Job -
Copy out every line that contains "this".
== Recorded data ==
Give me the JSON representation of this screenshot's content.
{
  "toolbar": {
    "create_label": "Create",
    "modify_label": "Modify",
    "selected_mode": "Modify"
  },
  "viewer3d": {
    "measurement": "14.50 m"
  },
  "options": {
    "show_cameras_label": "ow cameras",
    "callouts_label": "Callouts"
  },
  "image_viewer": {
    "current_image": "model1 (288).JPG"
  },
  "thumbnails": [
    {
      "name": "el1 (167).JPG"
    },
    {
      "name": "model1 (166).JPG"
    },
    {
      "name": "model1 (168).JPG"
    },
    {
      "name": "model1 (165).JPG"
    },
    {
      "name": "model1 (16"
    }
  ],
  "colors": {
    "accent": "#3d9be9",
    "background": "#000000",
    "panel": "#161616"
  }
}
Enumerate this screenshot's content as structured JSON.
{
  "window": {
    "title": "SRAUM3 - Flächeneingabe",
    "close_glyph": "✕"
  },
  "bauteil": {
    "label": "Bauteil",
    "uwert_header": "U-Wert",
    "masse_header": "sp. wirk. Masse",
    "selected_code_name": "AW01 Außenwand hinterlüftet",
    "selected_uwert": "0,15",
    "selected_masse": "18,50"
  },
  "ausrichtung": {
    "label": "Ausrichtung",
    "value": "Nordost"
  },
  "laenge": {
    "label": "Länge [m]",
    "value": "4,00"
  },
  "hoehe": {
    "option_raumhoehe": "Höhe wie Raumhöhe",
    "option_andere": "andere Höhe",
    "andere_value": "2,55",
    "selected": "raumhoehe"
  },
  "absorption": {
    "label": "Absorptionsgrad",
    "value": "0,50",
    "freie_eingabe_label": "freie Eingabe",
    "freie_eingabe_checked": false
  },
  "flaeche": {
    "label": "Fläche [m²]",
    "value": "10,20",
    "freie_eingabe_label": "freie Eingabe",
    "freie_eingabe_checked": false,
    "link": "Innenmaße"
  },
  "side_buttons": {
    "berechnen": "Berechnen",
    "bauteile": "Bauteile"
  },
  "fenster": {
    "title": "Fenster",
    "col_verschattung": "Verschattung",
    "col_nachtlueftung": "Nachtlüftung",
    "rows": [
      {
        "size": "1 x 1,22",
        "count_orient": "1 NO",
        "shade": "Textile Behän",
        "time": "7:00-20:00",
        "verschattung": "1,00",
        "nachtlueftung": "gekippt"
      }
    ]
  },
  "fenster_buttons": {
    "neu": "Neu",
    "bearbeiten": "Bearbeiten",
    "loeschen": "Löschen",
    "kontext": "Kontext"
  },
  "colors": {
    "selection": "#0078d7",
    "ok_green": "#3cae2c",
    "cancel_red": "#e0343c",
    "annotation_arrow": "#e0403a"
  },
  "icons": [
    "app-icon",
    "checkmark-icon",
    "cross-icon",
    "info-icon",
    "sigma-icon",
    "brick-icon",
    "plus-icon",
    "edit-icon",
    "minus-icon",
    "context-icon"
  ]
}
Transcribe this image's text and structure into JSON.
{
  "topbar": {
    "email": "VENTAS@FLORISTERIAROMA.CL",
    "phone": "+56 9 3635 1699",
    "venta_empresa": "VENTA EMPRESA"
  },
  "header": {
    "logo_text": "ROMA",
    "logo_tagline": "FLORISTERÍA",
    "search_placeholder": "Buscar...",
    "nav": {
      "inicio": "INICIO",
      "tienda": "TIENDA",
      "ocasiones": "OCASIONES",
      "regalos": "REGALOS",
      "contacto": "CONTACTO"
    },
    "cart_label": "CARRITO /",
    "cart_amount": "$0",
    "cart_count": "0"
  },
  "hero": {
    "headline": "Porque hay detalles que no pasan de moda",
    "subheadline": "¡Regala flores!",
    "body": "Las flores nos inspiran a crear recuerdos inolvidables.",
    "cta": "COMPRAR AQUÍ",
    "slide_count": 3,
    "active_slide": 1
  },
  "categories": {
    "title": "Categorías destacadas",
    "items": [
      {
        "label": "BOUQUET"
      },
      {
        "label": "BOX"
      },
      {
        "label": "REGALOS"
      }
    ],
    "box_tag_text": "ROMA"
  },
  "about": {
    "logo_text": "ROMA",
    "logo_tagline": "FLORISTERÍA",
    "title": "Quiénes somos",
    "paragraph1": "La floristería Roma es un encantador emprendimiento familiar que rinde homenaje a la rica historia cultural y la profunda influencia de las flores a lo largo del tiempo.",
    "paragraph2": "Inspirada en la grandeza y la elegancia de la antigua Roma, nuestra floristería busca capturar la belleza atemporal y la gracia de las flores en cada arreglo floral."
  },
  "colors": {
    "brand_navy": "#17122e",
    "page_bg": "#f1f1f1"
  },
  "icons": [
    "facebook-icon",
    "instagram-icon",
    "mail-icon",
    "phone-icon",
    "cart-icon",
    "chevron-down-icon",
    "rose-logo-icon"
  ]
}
===
Task result -
Give me the JSON representation of this screenshot's content.
Enumerate this screenshot's content as structured JSON.
Transcribe this image's text and structure into JSON.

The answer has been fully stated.